* TASK INSTRUCTIONS: Search the material for the string "pictures" and copy each line where it occurs.

* DATA RECORDS:
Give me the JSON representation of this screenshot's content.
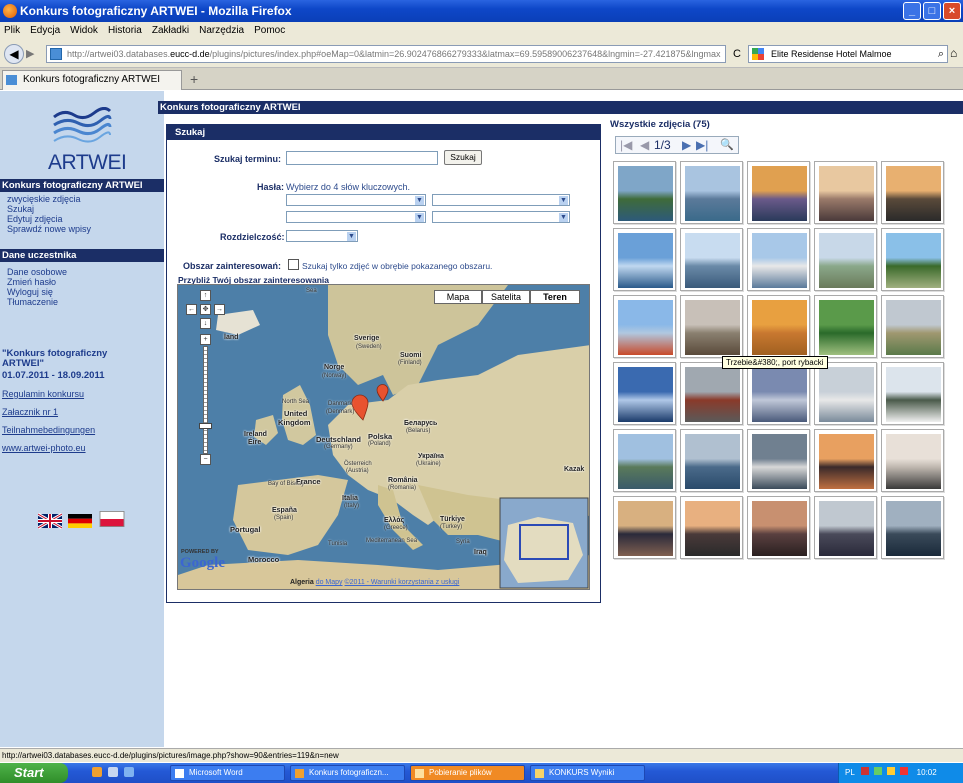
{
  "window": {
    "title": "Konkurs fotograficzny ARTWEI - Mozilla Firefox",
    "controls": [
      "_",
      "□",
      "×"
    ]
  },
  "menu": [
    "Plik",
    "Edycja",
    "Widok",
    "Historia",
    "Zakładki",
    "Narzędzia",
    "Pomoc"
  ],
  "nav": {
    "back": "◀",
    "forward": "▶",
    "url_prefix": "http://artwei03.databases.",
    "url_host": "eucc-d.de",
    "url_path": "/plugins/pictures/index.php#oeMap=0&latmin=26.902476866279333&latmax=69.59589006237648&lngmin=-27.421875&lngmax",
    "reload": "C",
    "search_value": "Elite Residense Hotel Malmoe",
    "search_icon": "magnifier-icon",
    "home": "⌂"
  },
  "tab": {
    "label": "Konkurs fotograficzny ARTWEI",
    "new_tab": "+"
  },
  "sidebar": {
    "logo_text": "ARTWEI",
    "section1": "Konkurs fotograficzny ARTWEI",
    "section1_links": [
      "zwycięskie zdjęcia",
      "Szukaj",
      "Edytuj zdjęcia",
      "Sprawdź nowe wpisy"
    ],
    "section2": "Dane uczestnika",
    "section2_links": [
      "Dane osobowe",
      "Zmień hasło",
      "Wyloguj się",
      "Tłumaczenie"
    ],
    "contest_title": "\"Konkurs fotograficzny ARTWEI\"",
    "contest_dates": "01.07.2011 - 18.09.2011",
    "footer_links": [
      "Regulamin konkursu",
      "Załacznik nr 1",
      "Teilnahmebedingungen",
      "www.artwei-photo.eu"
    ],
    "flags": [
      "flag-uk",
      "flag-de",
      "flag-pl"
    ]
  },
  "page_title": "Konkurs fotograficzny ARTWEI",
  "search": {
    "header": "Szukaj",
    "term_label": "Szukaj terminu:",
    "term_value": "",
    "search_button": "Szukaj",
    "keywords_label": "Hasła:",
    "keywords_hint": "Wybierz do 4 słów kluczowych.",
    "resolution_label": "Rozdzielczość:",
    "area_label": "Obszar zainteresowań:",
    "area_checkbox_label": "Szukaj tylko zdjęć w obrębie pokazanego obszaru.",
    "zoom_hint": "Przybliż Twój obszar zainteresowania"
  },
  "map": {
    "types": [
      "Mapa",
      "Satelita",
      "Teren"
    ],
    "active_type": "Teren",
    "labels": {
      "sea": "Sea",
      "sverige": "Sverige",
      "sverige_sub": "(Sweden)",
      "suomi": "Suomi",
      "suomi_sub": "(Finland)",
      "norge": "Norge",
      "norge_sub": "(Norway)",
      "north_sea": "North Sea",
      "danmark": "Danmark",
      "danmark_sub": "(Denmark)",
      "united_kingdom": "United Kingdom",
      "ireland": "Ireland",
      "eire": "Éire",
      "deutschland": "Deutschland",
      "deutschland_sub": "(Germany)",
      "polska": "Polska",
      "polska_sub": "(Poland)",
      "belarus": "Беларусь",
      "belarus_sub": "(Belarus)",
      "osterreich": "Österreich",
      "osterreich_sub": "(Austria)",
      "ukraina": "Україна",
      "ukraina_sub": "(Ukraine)",
      "bay_of_biscay": "Bay of Biscay",
      "france": "France",
      "romania": "România",
      "romania_sub": "(Romania)",
      "italia": "Italia",
      "italia_sub": "(Italy)",
      "espana": "España",
      "espana_sub": "(Spain)",
      "portugal": "Portugal",
      "ellas": "Ελλάς",
      "ellas_sub": "(Greece)",
      "turkiye": "Türkiye",
      "turkiye_sub": "(Turkey)",
      "tunisia": "Tunisia",
      "mediterranean": "Mediterranean Sea",
      "syria": "Syria",
      "iraq": "Iraq",
      "morocco": "Morocco",
      "algeria": "Algeria",
      "kazak": "Kazak",
      "land": "land"
    },
    "google_logo": "Google",
    "powered_by": "POWERED BY",
    "attribution": "©2011 - Warunki korzystania z usługi",
    "attribution_prefix": "do Mapy",
    "zoom_in": "+",
    "zoom_out": "−",
    "pan_up": "↑",
    "pan_down": "↓",
    "pan_left": "←",
    "pan_right": "→",
    "pan_center": "✥",
    "markers": [
      "marker-baltic",
      "marker-denmark"
    ]
  },
  "gallery": {
    "title": "Wszystkie zdjęcia (75)",
    "pager_text": "1/3",
    "first": "|◀",
    "prev": "◀",
    "next": "▶",
    "last": "▶|",
    "zoom": "🔍",
    "tooltip": "Trzebie&#380;, port rybacki"
  },
  "status": "http://artwei03.databases.eucc-d.de/plugins/pictures/image.php?show=90&entries=119&n=new",
  "taskbar": {
    "start": "Start",
    "items": [
      {
        "label": "Microsoft Word",
        "active": false
      },
      {
        "label": "Konkurs fotograficzn...",
        "active": false
      },
      {
        "label": "Pobieranie plików",
        "active": true
      },
      {
        "label": "KONKURS Wyniki",
        "active": false
      }
    ],
    "tray_lang": "PL",
    "clock": "10:02"
  },
  "colors": {
    "navy": "#1b2e66",
    "sidebar_bg": "#c5d7ec",
    "xp_blue": "#2459d6",
    "sea": "#4d7fa8",
    "land": "#d9cfa9"
  }
}
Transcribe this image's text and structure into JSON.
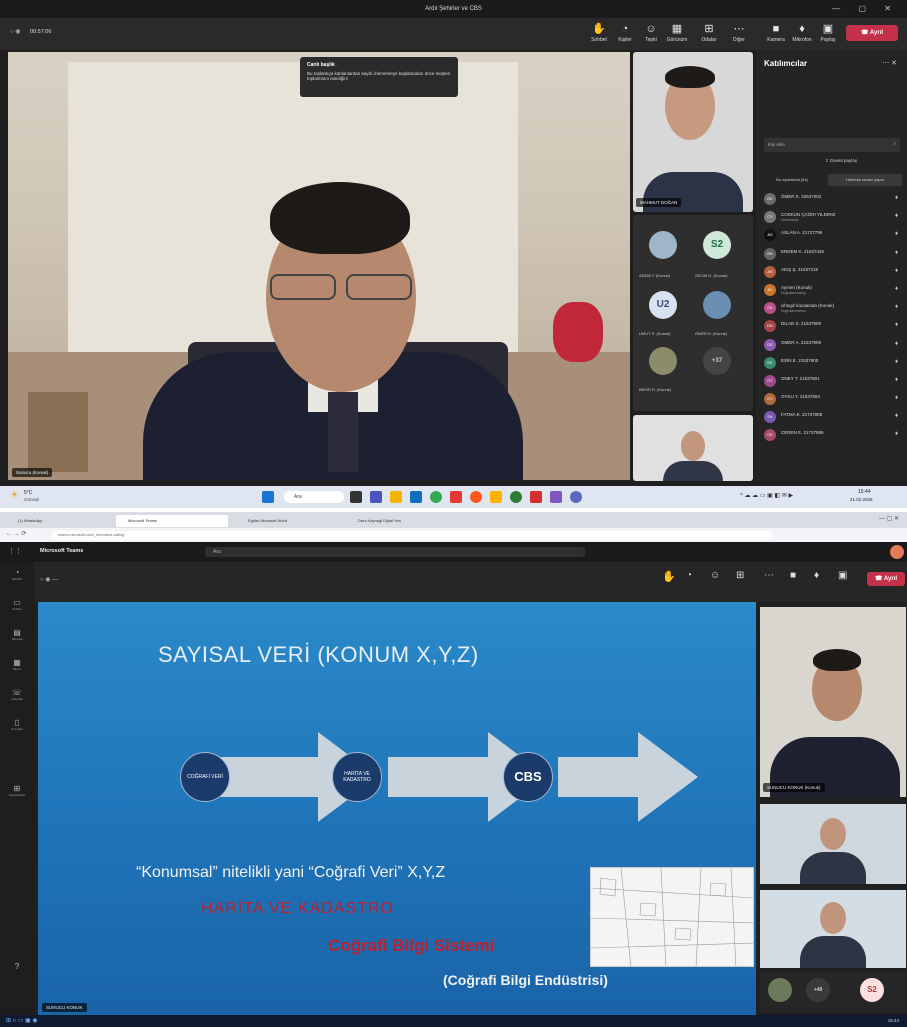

* REPLY:
    "url_path": "/plugins/pictures/index.php#oeMap=0&latmin=26.902476866279333&latmax=69.59589006237648&lngmin=-27.421875&lngmax",
  "status": "http://artwei03.databases.eucc-d.de/plugins/pictures/image.php?show=90&entries=119&n=new",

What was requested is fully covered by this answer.